_GOAL_. Exclude the pictures, then repeat the remaining data exactly.

_RECORDS SHOWN_.
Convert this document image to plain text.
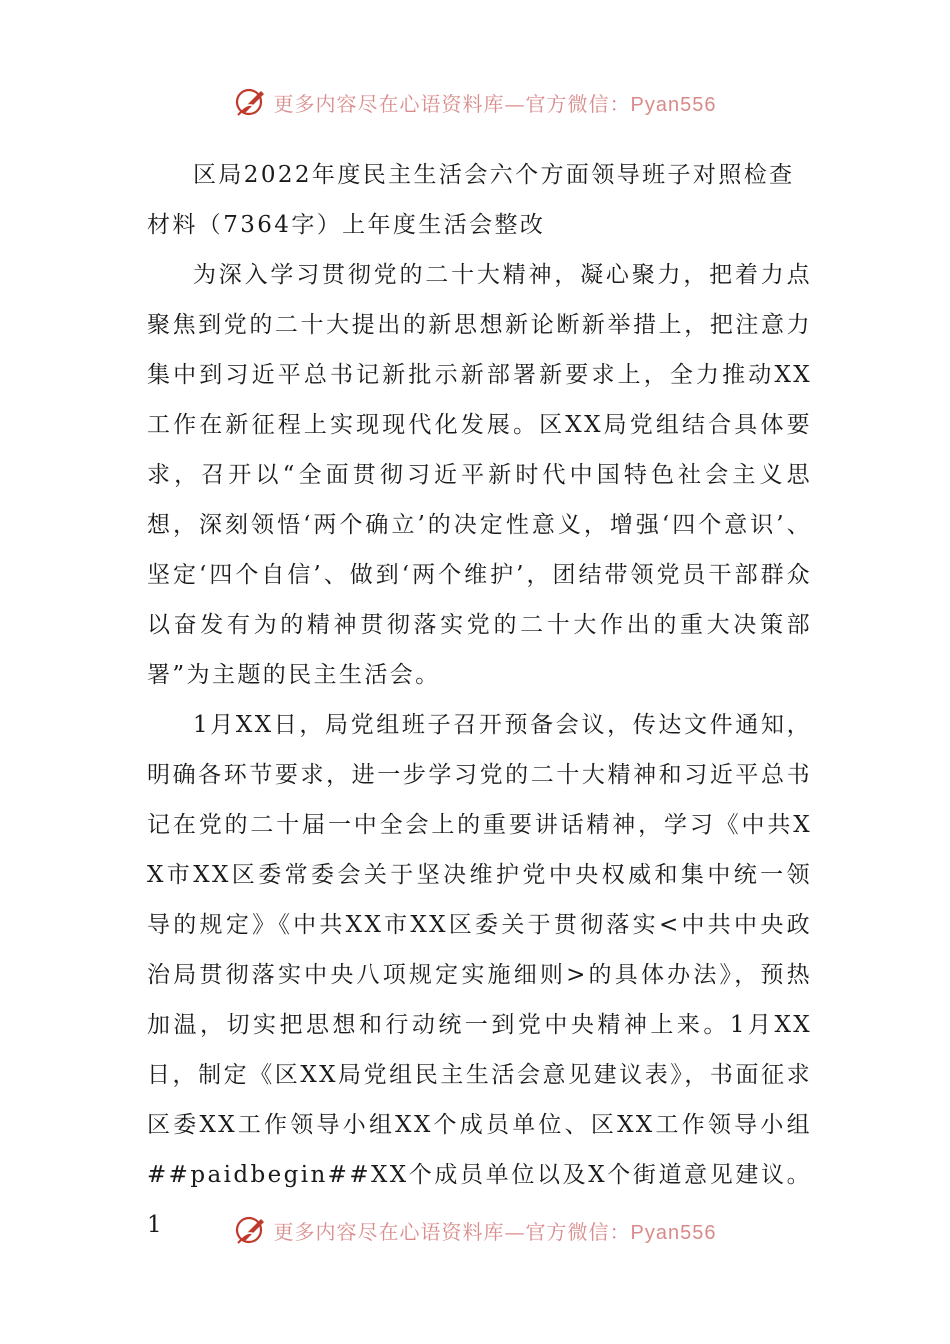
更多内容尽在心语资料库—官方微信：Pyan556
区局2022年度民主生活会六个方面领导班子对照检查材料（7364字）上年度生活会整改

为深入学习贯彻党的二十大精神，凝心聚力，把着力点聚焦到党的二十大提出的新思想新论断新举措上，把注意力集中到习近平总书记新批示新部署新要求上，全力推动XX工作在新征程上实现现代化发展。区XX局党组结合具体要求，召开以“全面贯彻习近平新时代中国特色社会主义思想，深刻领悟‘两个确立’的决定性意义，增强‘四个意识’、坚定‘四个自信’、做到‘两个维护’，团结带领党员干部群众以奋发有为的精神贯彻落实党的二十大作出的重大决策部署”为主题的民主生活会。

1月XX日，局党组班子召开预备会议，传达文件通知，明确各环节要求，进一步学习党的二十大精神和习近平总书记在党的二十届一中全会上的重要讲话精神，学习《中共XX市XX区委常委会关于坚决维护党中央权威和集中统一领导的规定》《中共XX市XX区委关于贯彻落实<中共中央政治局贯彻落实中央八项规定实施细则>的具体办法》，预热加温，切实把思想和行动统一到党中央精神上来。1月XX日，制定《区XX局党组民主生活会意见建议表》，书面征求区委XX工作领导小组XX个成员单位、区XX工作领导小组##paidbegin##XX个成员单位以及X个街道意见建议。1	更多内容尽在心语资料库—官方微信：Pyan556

_TASK OUTPUT_.
Convert this document image to plain text.
更多内容尽在心语资料库—官方微信：Pyan556
区局2022年度民主生活会六个方面领导班子对照检查材料（7364字）上年度生活会整改

为深入学习贯彻党的二十大精神，凝心聚力，把着力点聚焦到党的二十大提出的新思想新论断新举措上，把注意力集中到习近平总书记新批示新部署新要求上，全力推动XX工作在新征程上实现现代化发展。区XX局党组结合具体要求，召开以“全面贯彻习近平新时代中国特色社会主义思想，深刻领悟‘两个确立’的决定性意义，增强‘四个意识’、坚定‘四个自信’、做到‘两个维护’，团结带领党员干部群众以奋发有为的精神贯彻落实党的二十大作出的重大决策部署”为主题的民主生活会。

1月XX日，局党组班子召开预备会议，传达文件通知，明确各环节要求，进一步学习党的二十大精神和习近平总书记在党的二十届一中全会上的重要讲话精神，学习《中共XX市XX区委常委会关于坚决维护党中央权威和集中统一领导的规定》《中共XX市XX区委关于贯彻落实<中共中央政治局贯彻落实中央八项规定实施细则>的具体办法》，预热加温，切实把思想和行动统一到党中央精神上来。1月XX日，制定《区XX局党组民主生活会意见建议表》，书面征求区委XX工作领导小组XX个成员单位、区XX工作领导小组##paidbegin##XX个成员单位以及X个街道意见建议。1	更多内容尽在心语资料库—官方微信：Pyan556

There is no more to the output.